[Task prompt]: Restate the listing below word for word, omitting any images.
————————
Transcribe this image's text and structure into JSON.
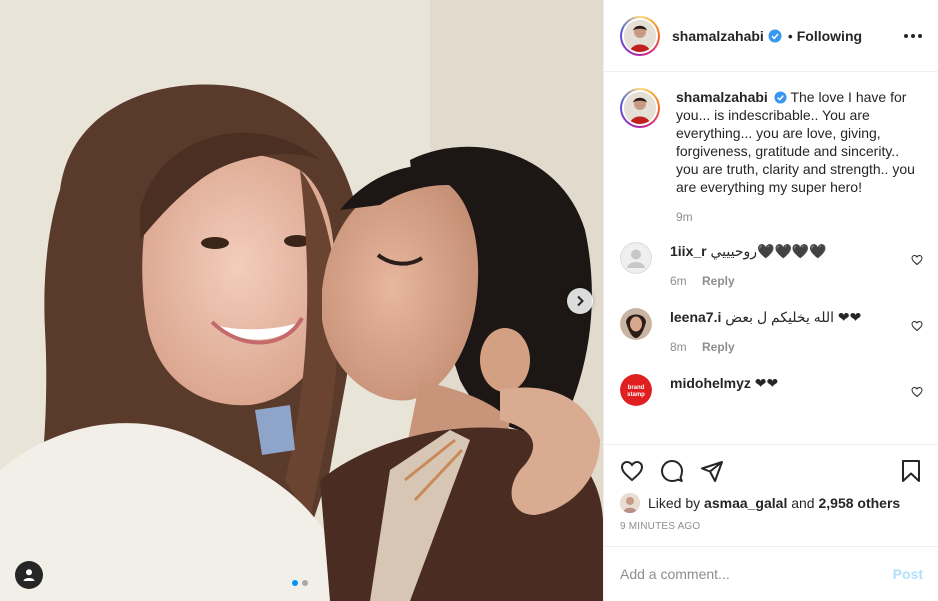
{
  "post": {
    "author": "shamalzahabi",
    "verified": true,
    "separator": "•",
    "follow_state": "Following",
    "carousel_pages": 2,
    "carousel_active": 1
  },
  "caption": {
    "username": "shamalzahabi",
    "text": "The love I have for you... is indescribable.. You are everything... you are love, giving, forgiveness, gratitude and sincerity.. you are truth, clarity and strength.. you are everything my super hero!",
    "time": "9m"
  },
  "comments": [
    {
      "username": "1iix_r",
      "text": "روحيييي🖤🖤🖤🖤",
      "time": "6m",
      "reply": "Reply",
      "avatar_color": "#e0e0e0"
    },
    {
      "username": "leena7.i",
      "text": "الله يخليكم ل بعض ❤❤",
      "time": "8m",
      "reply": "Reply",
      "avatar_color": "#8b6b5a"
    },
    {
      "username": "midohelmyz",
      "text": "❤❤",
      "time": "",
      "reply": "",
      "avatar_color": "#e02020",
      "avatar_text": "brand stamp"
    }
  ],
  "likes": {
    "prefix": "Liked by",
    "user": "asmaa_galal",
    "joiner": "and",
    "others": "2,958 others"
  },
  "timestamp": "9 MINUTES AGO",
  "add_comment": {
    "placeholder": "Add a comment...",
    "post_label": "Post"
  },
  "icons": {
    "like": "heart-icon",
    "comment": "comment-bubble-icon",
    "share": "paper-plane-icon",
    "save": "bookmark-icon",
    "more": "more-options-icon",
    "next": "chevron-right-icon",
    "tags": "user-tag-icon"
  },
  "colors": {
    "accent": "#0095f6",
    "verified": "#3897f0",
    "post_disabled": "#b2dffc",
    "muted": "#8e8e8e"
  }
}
————————
[Exercise result]:
Transcribe this image's text and structure into JSON.
{
  "post": {
    "author": "shamalzahabi",
    "verified": true,
    "separator": "•",
    "follow_state": "Following",
    "carousel_pages": 2,
    "carousel_active": 1
  },
  "caption": {
    "username": "shamalzahabi",
    "text": "The love I have for you... is indescribable.. You are everything... you are love, giving, forgiveness, gratitude and sincerity.. you are truth, clarity and strength.. you are everything my super hero!",
    "time": "9m"
  },
  "comments": [
    {
      "username": "1iix_r",
      "text": "روحيييي🖤🖤🖤🖤",
      "time": "6m",
      "reply": "Reply",
      "avatar_color": "#e0e0e0"
    },
    {
      "username": "leena7.i",
      "text": "الله يخليكم ل بعض ❤❤",
      "time": "8m",
      "reply": "Reply",
      "avatar_color": "#8b6b5a"
    },
    {
      "username": "midohelmyz",
      "text": "❤❤",
      "time": "",
      "reply": "",
      "avatar_color": "#e02020",
      "avatar_text": "brand stamp"
    }
  ],
  "likes": {
    "prefix": "Liked by",
    "user": "asmaa_galal",
    "joiner": "and",
    "others": "2,958 others"
  },
  "timestamp": "9 MINUTES AGO",
  "add_comment": {
    "placeholder": "Add a comment...",
    "post_label": "Post"
  },
  "icons": {
    "like": "heart-icon",
    "comment": "comment-bubble-icon",
    "share": "paper-plane-icon",
    "save": "bookmark-icon",
    "more": "more-options-icon",
    "next": "chevron-right-icon",
    "tags": "user-tag-icon"
  },
  "colors": {
    "accent": "#0095f6",
    "verified": "#3897f0",
    "post_disabled": "#b2dffc",
    "muted": "#8e8e8e"
  }
}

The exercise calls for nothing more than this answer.